■ What the task requires ■
Set down exactly the lines that run from the line with "OCR this image." to the end of the data, and nothing else.

■ Recorded data ■
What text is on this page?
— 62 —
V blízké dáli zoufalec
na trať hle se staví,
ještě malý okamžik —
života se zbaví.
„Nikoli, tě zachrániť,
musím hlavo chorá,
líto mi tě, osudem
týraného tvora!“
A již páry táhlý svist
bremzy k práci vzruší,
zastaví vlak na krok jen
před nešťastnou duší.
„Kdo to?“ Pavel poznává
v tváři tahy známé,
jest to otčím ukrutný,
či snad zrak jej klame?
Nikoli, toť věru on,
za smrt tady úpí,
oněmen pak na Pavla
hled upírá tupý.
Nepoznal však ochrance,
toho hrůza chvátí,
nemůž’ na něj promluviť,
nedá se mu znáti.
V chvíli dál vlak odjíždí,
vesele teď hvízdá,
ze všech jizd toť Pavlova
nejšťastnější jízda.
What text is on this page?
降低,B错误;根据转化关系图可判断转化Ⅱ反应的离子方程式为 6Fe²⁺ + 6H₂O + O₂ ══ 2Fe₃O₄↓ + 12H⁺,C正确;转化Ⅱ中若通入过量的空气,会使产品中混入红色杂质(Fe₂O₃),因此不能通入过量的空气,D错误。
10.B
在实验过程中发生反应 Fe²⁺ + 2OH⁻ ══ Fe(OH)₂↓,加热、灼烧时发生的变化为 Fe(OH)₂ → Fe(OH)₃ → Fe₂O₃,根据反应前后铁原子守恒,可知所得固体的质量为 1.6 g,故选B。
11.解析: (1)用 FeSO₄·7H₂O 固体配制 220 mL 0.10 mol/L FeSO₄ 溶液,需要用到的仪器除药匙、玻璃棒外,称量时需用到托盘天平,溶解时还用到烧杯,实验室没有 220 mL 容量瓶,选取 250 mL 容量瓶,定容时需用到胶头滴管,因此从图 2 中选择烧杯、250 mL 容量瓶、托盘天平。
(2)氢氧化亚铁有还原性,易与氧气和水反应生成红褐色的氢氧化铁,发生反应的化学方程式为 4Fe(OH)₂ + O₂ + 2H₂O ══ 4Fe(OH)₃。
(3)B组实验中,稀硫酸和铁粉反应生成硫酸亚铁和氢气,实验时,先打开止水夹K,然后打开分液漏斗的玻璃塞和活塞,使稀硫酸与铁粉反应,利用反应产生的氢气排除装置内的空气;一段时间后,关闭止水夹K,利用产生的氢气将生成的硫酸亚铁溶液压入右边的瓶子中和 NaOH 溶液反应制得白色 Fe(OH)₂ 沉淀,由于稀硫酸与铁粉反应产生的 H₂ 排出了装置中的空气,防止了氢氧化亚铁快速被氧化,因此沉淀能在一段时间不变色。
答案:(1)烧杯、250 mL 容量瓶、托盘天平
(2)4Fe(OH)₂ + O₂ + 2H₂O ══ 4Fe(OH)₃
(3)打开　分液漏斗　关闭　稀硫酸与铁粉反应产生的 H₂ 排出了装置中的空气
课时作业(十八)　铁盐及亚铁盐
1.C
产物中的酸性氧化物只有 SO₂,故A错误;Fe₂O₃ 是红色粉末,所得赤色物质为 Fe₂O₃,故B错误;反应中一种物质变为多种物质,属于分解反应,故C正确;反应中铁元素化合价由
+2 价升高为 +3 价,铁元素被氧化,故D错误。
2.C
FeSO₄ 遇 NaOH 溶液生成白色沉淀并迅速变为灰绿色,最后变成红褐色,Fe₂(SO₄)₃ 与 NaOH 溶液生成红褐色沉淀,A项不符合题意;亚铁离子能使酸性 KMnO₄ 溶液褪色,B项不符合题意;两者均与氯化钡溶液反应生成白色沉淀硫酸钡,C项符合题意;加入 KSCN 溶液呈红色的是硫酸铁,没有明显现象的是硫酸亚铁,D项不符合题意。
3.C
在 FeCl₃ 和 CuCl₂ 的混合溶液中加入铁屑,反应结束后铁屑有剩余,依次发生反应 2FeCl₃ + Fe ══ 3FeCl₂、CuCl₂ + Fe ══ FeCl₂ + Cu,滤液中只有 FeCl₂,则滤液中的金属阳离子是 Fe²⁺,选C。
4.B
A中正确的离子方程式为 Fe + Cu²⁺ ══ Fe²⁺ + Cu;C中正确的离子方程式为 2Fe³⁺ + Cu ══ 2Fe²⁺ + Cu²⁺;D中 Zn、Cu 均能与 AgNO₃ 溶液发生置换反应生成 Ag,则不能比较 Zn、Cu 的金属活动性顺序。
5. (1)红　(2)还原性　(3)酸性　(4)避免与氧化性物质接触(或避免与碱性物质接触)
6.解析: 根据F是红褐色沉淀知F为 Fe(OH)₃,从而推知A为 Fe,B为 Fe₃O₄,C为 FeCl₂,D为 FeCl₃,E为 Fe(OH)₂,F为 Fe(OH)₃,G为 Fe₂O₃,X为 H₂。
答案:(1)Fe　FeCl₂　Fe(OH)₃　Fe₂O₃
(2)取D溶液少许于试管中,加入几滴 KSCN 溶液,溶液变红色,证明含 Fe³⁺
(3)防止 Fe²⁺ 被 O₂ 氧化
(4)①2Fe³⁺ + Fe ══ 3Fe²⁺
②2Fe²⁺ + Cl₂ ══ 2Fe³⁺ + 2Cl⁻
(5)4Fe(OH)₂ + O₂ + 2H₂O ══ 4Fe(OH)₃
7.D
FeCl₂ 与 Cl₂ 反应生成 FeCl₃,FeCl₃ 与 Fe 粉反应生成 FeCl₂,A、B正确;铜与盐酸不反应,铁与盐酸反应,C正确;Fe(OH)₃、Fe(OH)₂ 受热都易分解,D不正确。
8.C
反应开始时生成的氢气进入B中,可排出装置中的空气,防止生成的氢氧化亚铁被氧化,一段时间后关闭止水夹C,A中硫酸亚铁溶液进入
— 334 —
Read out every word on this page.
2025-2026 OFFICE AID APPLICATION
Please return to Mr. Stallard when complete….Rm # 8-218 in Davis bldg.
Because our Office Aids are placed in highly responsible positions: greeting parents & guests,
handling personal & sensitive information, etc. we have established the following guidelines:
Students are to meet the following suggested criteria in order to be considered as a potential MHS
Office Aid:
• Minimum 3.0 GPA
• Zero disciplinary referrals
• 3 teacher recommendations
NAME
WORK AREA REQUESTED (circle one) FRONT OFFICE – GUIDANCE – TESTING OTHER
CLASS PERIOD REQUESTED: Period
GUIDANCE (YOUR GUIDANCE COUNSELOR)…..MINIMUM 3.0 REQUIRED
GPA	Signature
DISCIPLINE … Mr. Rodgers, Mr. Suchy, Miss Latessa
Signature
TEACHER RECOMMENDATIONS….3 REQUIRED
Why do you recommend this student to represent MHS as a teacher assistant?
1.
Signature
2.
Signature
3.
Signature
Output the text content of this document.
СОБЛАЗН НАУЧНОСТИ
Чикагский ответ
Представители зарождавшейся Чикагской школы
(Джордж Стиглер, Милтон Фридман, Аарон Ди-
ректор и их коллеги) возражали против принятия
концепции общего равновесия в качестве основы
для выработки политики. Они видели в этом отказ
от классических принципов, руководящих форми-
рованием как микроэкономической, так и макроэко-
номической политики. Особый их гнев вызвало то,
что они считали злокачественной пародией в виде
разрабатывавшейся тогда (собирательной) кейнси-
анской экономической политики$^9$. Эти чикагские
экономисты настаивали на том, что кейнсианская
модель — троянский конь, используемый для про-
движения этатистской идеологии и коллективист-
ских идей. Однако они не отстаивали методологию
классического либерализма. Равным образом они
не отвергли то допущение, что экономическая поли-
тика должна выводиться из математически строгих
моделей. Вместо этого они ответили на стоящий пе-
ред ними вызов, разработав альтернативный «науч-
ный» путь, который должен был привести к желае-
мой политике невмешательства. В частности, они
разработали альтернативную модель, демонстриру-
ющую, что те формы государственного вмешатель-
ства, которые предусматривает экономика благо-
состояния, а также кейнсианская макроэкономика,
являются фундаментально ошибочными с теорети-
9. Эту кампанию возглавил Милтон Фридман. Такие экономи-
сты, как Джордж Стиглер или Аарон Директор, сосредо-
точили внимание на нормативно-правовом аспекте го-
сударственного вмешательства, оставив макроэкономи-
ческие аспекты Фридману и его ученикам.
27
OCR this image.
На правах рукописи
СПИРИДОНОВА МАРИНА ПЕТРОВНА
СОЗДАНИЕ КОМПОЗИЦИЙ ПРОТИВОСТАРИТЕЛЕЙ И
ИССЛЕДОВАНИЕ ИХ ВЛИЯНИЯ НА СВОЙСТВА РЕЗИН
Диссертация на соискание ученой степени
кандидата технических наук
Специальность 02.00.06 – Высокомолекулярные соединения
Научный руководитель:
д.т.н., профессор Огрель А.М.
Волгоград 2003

■ Written solution ■
OCR this image.
На правах рукописи
СПИРИДОНОВА МАРИНА ПЕТРОВНА
СОЗДАНИЕ КОМПОЗИЦИЙ ПРОТИВОСТАРИТЕЛЕЙ И
ИССЛЕДОВАНИЕ ИХ ВЛИЯНИЯ НА СВОЙСТВА РЕЗИН
Диссертация на соискание ученой степени
кандидата технических наук
Специальность 02.00.06 – Высокомолекулярные соединения
Научный руководитель:
д.т.н., профессор Огрель А.М.
Волгоград 2003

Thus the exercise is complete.